- [Exercise]:
Locate each line containing the string "JSON" and copy it out.

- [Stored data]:
══════
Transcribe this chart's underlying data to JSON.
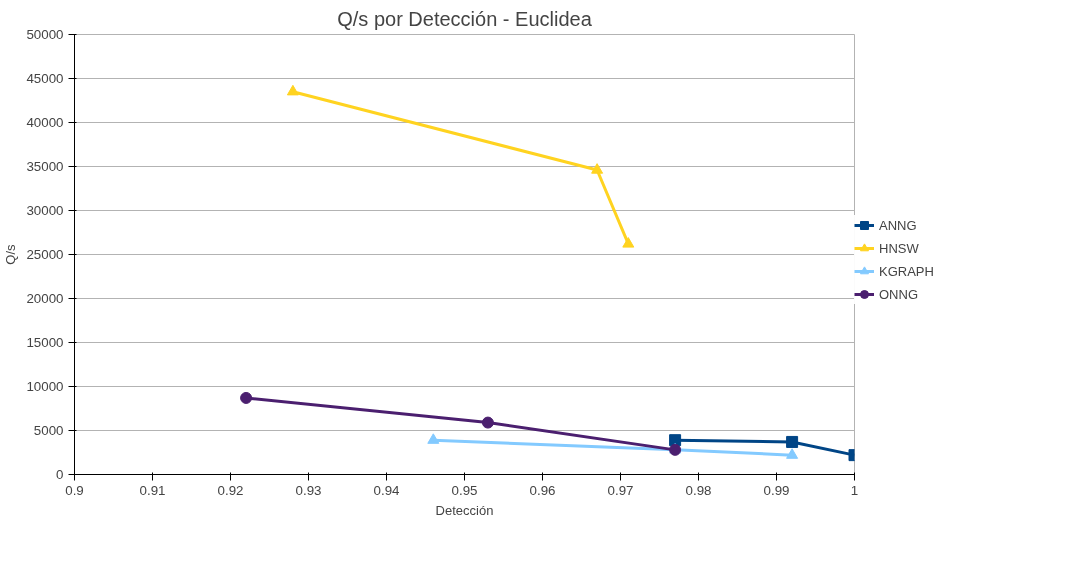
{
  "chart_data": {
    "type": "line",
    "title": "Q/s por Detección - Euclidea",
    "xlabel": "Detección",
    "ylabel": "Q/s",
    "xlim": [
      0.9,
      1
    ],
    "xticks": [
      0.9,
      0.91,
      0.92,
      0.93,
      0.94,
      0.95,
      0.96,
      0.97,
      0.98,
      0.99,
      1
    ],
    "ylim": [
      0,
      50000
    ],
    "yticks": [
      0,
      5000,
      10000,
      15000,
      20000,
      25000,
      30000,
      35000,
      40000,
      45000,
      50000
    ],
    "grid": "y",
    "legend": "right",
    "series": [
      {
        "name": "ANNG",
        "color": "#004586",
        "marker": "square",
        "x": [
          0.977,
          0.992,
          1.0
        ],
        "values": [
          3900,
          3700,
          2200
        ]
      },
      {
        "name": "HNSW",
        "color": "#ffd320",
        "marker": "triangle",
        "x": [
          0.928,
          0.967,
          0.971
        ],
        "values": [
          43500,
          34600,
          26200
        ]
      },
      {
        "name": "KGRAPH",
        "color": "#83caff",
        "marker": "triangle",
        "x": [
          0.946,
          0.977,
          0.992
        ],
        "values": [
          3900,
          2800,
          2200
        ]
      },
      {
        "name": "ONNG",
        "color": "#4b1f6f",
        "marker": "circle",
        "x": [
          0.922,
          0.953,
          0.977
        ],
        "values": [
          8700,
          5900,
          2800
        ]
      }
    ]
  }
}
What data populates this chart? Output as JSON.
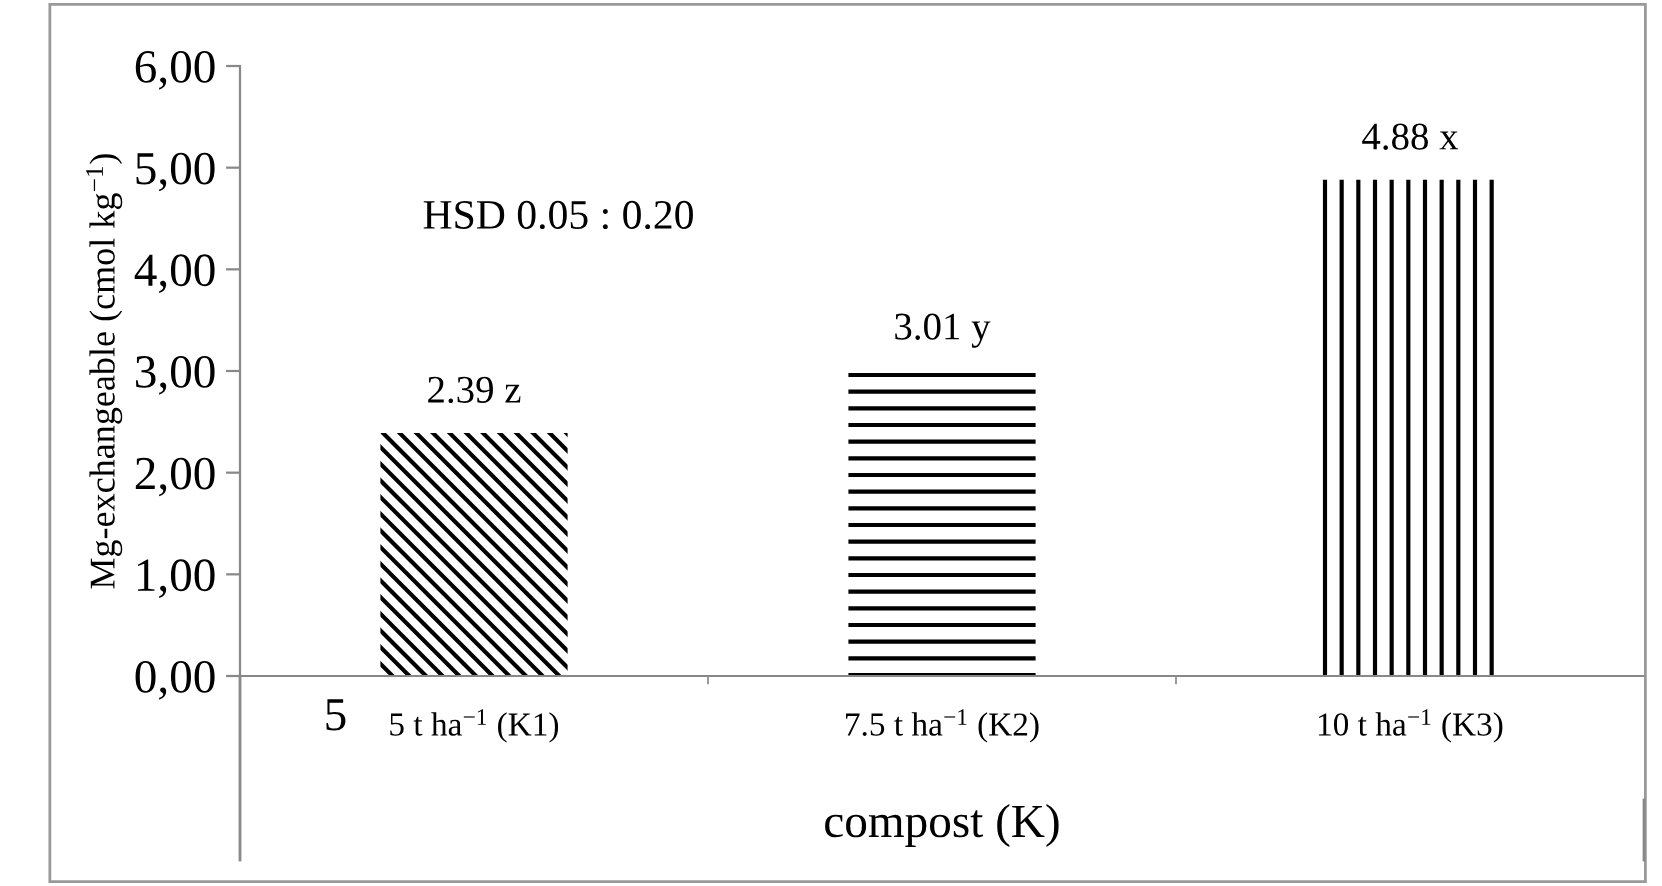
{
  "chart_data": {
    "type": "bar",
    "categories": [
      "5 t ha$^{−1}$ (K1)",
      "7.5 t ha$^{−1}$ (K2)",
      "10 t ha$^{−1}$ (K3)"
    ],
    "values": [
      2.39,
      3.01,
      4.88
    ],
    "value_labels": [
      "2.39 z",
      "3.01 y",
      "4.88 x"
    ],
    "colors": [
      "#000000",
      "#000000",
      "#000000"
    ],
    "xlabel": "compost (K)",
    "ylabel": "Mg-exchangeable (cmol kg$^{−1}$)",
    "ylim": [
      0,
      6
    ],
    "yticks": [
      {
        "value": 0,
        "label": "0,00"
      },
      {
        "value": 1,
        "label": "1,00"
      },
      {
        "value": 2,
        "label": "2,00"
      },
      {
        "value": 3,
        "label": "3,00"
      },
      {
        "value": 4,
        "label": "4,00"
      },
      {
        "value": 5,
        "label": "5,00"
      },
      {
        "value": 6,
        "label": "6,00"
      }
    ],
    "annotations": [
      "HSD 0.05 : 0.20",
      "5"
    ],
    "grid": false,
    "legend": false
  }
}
══════
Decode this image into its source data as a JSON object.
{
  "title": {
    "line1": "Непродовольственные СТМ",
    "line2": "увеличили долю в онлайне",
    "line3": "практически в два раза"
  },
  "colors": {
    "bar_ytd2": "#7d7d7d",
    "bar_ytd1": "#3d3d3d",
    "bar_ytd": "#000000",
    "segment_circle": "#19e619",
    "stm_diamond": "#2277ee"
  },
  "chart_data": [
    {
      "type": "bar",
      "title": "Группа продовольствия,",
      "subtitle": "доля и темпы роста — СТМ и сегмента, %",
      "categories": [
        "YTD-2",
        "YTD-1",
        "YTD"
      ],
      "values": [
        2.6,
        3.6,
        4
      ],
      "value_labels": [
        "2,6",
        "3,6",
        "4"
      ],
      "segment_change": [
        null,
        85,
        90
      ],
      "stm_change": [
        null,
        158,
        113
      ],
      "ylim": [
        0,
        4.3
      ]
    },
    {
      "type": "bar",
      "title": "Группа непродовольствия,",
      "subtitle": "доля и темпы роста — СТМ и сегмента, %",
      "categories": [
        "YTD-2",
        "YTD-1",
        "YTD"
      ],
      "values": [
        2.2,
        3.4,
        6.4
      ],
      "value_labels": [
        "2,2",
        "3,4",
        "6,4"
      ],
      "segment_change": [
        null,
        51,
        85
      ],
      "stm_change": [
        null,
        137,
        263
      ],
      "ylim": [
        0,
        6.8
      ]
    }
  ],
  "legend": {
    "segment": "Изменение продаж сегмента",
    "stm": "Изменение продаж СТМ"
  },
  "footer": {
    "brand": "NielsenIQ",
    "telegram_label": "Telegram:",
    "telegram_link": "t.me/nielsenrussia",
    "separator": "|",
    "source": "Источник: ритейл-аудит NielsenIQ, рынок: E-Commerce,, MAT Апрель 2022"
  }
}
══════
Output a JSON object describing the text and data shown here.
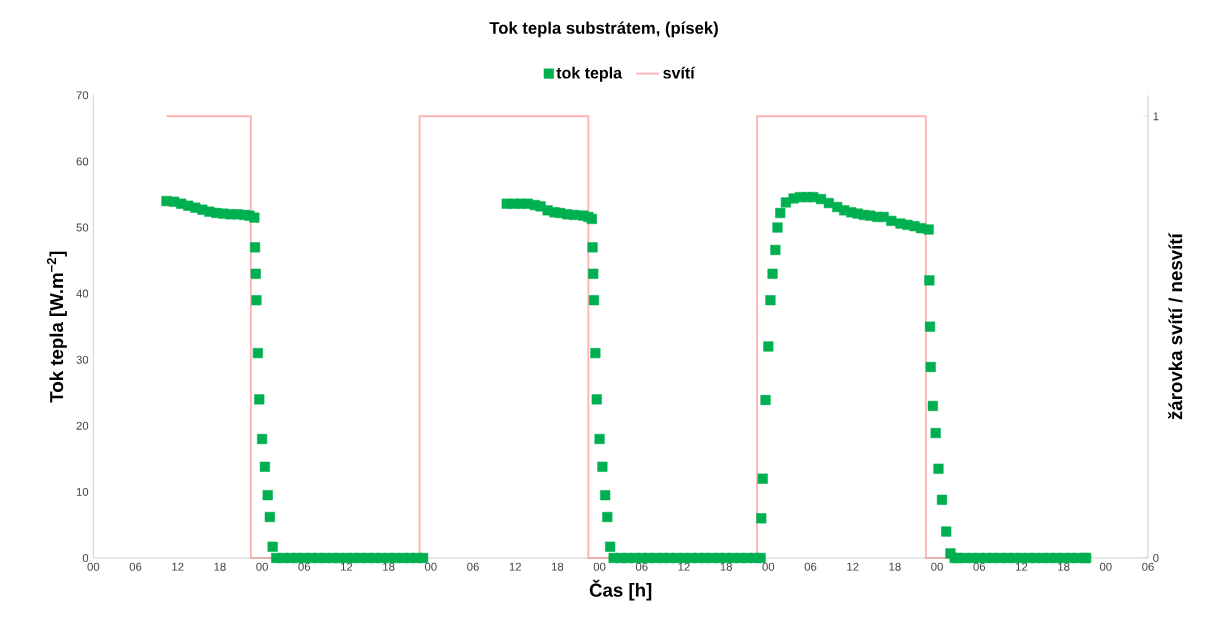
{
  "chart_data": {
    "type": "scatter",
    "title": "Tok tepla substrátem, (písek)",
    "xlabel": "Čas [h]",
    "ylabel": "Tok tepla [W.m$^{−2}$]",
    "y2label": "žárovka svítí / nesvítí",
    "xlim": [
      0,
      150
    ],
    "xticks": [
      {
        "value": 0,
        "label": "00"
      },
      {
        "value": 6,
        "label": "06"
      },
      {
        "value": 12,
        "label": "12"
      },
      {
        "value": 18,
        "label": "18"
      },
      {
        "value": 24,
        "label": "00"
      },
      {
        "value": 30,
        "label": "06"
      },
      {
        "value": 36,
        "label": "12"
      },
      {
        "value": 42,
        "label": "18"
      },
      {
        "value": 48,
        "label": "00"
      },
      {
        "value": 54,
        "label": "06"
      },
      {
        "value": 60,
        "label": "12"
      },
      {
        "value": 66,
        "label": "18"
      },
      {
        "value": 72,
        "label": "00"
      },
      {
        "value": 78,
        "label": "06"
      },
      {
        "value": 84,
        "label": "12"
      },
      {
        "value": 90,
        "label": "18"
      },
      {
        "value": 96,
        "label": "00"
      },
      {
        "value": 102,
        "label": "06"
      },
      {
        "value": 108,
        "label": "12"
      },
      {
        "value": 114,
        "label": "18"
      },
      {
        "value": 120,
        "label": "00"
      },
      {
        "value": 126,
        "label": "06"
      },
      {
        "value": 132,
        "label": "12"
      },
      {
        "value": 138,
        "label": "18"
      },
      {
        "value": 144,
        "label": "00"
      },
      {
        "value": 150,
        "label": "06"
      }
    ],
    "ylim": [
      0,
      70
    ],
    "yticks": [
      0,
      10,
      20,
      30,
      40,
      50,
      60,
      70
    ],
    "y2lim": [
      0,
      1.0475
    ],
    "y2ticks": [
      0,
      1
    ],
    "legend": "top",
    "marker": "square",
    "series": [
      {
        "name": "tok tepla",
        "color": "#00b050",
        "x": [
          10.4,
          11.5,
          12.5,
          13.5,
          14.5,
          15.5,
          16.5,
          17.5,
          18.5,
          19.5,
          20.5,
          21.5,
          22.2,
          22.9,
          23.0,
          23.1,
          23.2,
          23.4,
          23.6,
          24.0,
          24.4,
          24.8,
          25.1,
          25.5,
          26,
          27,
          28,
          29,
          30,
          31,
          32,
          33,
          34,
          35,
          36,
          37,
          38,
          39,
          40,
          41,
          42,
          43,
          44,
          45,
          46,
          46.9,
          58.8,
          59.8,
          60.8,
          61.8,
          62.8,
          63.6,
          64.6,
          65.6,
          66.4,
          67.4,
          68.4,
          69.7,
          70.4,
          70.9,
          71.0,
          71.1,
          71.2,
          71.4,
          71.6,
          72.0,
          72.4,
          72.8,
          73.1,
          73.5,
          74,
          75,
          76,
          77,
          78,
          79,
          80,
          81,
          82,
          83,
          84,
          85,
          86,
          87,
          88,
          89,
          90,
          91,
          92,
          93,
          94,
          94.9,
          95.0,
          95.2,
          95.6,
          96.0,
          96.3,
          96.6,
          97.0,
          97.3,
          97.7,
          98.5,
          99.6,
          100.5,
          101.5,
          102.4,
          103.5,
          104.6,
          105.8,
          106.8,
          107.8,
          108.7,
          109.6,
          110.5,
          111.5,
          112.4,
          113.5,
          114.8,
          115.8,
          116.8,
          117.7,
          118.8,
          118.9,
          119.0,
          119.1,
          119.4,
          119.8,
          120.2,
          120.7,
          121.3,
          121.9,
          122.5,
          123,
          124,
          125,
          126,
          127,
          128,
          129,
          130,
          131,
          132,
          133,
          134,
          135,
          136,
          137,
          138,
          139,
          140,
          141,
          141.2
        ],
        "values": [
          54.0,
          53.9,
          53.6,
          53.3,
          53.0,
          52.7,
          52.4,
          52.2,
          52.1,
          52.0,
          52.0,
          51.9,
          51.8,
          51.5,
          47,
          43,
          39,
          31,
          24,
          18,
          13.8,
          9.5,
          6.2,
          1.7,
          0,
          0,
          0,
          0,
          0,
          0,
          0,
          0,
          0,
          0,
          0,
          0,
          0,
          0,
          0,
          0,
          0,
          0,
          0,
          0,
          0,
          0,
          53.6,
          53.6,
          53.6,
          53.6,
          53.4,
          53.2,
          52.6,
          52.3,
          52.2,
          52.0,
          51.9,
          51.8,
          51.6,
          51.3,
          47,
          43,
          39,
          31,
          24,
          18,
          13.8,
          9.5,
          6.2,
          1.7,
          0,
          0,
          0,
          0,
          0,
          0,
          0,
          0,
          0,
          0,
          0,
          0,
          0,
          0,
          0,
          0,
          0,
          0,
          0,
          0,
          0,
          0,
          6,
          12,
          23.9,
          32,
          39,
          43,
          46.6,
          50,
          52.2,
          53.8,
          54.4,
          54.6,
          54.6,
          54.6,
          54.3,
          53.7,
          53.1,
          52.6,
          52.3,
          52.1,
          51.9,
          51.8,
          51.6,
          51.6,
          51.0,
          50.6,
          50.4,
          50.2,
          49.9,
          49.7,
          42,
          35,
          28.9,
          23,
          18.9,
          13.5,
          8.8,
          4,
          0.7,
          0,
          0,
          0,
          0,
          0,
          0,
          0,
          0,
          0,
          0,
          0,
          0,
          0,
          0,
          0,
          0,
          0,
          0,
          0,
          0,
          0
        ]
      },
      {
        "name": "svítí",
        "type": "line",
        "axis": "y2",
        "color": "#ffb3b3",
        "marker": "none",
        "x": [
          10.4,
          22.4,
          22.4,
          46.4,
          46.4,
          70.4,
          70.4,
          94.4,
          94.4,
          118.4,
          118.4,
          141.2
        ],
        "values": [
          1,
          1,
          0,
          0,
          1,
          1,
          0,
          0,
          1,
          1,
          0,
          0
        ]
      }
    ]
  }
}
══════
- [Solved exercise]:
Transcribe this chart's underlying data to JSON.
What data populates this chart? Output as JSON.
Decode this image into its source data as a JSON object.
Output a JSON object describing the text and data shown here.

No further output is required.